Copy every line in the records below that contains the word "title".

## begin Stored rows

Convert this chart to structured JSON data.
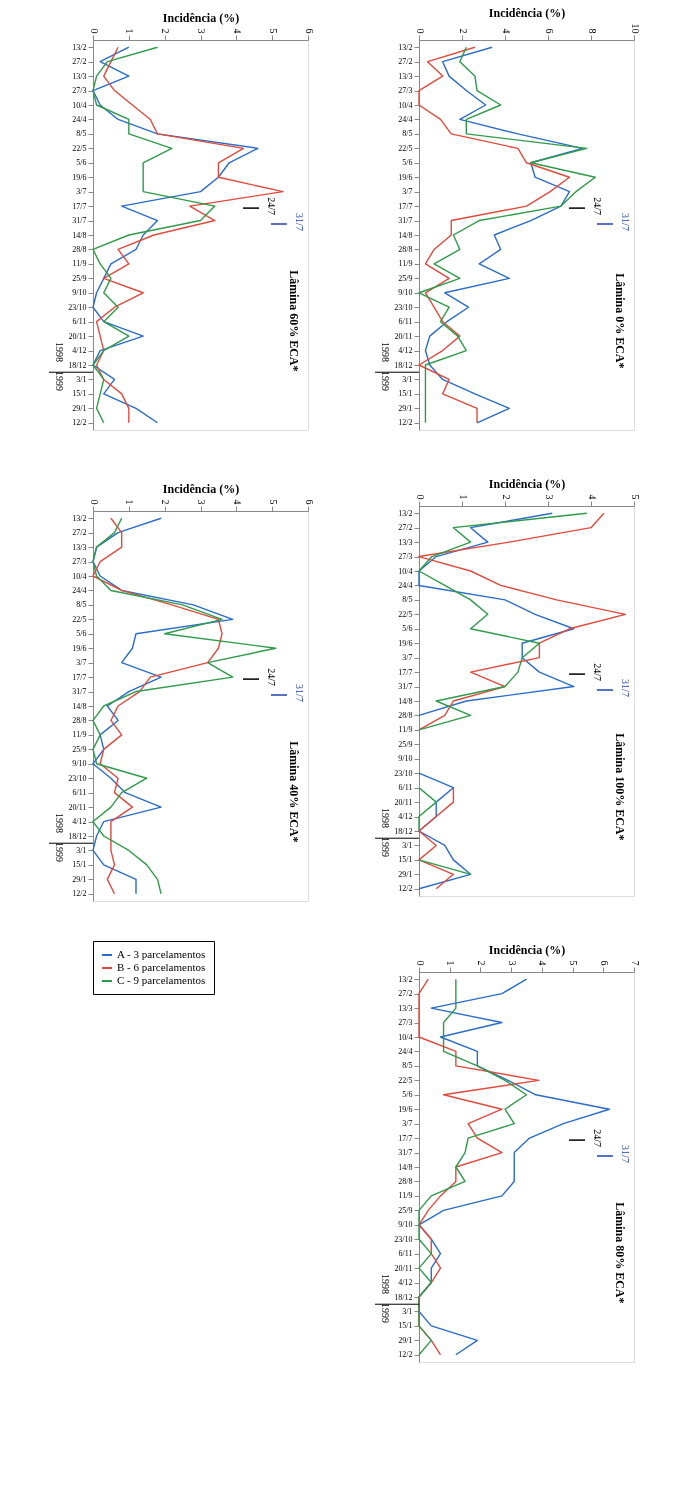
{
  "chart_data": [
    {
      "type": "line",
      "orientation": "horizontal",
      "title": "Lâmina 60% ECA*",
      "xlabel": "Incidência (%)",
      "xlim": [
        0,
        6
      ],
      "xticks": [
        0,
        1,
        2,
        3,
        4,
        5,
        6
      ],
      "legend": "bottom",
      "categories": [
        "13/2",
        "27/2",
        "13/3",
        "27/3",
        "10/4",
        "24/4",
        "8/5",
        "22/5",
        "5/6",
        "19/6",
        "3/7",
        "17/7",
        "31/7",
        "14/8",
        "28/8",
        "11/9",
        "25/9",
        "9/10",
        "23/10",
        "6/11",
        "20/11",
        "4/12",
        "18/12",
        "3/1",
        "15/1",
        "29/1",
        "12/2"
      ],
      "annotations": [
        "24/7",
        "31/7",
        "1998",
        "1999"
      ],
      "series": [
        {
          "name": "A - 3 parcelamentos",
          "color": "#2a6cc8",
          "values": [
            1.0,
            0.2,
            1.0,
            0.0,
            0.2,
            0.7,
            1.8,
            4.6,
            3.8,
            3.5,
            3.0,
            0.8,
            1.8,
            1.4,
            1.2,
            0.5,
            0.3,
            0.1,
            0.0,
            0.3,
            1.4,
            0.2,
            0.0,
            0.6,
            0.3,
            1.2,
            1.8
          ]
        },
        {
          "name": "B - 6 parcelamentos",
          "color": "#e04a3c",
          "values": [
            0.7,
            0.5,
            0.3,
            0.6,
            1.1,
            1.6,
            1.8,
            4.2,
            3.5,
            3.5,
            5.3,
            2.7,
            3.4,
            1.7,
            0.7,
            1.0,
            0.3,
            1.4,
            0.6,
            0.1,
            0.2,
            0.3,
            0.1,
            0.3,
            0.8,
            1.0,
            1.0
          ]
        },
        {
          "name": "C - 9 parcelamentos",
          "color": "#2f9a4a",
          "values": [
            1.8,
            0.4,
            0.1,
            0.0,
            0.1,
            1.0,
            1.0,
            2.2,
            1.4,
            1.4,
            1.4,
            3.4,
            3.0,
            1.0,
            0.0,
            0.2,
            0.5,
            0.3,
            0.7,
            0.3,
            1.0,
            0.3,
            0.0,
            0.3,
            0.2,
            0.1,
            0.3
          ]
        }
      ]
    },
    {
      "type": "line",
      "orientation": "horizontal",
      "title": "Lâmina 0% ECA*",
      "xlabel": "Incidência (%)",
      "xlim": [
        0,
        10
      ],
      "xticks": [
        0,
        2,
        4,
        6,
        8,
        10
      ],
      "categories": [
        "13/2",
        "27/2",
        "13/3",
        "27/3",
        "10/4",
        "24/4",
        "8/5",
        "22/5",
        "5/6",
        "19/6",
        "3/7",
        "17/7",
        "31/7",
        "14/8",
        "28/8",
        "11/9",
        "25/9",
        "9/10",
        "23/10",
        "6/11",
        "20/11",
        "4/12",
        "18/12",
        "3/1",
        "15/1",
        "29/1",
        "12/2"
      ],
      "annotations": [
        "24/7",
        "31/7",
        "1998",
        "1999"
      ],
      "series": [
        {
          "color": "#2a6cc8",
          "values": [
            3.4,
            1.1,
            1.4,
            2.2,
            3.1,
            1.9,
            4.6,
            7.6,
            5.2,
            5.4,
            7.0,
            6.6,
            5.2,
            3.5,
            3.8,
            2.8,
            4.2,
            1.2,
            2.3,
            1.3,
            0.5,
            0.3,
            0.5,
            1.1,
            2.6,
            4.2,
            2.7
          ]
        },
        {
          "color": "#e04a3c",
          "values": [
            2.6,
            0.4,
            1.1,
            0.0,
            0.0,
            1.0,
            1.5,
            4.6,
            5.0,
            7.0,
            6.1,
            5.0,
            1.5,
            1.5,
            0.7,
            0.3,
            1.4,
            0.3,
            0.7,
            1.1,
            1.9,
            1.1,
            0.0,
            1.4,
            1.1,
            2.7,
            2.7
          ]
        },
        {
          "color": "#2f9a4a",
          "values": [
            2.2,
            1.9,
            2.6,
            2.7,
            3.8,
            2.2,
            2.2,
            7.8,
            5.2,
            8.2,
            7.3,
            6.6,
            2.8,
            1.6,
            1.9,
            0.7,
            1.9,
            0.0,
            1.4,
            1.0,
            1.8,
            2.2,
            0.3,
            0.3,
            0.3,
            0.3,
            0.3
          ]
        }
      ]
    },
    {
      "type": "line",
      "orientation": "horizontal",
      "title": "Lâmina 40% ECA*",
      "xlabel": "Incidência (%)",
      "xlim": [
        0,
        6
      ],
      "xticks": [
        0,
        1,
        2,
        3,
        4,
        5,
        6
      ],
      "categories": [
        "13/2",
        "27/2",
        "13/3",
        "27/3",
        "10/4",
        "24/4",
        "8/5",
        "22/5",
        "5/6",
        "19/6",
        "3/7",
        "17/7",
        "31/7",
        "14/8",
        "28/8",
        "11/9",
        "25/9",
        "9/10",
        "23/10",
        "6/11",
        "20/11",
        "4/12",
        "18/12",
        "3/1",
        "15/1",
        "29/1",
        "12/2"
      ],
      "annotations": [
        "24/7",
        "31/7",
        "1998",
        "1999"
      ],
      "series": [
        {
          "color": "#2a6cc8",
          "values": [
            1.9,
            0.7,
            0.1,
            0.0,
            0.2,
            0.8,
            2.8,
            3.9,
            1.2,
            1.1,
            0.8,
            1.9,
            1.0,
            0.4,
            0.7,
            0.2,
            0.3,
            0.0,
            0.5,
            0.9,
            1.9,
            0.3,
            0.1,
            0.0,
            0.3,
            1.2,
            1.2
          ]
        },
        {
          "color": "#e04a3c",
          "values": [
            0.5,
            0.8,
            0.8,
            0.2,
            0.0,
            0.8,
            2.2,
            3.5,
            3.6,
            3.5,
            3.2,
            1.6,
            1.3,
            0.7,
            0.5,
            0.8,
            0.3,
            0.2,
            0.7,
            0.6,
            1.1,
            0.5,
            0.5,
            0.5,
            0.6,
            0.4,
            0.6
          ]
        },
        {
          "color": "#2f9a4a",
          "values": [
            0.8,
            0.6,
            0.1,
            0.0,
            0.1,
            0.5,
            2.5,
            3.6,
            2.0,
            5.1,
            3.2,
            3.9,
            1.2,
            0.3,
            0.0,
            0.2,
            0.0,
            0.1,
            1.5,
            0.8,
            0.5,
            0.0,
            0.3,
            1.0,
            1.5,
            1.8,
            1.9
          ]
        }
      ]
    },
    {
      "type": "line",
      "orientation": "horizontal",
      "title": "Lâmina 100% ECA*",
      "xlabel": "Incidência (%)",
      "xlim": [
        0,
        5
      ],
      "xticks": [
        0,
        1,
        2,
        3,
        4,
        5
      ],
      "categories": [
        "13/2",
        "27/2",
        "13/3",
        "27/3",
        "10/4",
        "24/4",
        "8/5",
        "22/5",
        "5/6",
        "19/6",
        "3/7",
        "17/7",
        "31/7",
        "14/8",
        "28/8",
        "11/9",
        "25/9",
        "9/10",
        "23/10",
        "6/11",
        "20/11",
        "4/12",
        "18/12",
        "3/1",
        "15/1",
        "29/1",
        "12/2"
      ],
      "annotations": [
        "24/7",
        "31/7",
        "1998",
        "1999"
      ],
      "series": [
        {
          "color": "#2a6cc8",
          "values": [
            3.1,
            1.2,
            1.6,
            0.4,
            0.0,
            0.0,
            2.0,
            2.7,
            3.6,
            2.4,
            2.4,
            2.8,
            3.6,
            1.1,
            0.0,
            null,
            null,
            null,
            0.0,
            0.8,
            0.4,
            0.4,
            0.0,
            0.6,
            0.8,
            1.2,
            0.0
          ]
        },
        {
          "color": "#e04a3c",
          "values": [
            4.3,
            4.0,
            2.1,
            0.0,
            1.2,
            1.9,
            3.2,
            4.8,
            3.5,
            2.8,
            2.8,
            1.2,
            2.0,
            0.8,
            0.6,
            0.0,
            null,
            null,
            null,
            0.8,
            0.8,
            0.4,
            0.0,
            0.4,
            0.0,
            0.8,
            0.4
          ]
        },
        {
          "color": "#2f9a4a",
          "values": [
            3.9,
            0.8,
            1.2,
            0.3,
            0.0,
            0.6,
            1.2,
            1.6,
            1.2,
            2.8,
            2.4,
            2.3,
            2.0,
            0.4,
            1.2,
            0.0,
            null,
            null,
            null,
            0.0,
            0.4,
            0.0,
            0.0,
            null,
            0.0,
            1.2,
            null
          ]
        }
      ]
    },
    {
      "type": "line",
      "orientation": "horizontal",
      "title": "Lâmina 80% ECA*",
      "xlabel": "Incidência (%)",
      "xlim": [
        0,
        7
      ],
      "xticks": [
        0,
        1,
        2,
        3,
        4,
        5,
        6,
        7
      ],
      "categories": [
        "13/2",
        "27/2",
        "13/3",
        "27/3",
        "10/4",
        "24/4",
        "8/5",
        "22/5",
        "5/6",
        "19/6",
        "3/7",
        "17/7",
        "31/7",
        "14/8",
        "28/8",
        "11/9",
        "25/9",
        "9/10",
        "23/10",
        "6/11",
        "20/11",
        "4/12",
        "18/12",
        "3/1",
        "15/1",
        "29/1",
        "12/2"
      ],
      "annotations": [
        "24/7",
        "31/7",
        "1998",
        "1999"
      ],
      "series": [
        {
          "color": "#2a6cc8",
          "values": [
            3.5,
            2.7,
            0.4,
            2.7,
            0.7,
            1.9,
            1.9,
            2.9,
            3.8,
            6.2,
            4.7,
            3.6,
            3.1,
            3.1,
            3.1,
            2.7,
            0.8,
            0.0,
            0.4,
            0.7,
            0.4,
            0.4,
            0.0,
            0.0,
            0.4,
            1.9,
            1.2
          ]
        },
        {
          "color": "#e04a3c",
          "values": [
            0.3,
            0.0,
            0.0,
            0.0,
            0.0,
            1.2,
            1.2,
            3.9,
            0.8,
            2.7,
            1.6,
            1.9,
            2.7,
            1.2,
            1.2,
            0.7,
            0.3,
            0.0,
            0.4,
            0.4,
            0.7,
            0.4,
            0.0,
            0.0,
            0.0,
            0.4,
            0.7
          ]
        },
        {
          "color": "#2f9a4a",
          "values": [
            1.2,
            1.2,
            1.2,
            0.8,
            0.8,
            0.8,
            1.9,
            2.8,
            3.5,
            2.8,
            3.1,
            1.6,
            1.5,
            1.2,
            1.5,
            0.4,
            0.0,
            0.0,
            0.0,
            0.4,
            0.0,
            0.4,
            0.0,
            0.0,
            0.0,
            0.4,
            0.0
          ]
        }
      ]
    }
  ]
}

## end Stored rows

**Answer to the exercise:**
      "title": "Lâmina 60% ECA*",
      "title": "Lâmina 0% ECA*",
      "title": "Lâmina 40% ECA*",
      "title": "Lâmina 100% ECA*",
      "title": "Lâmina 80% ECA*",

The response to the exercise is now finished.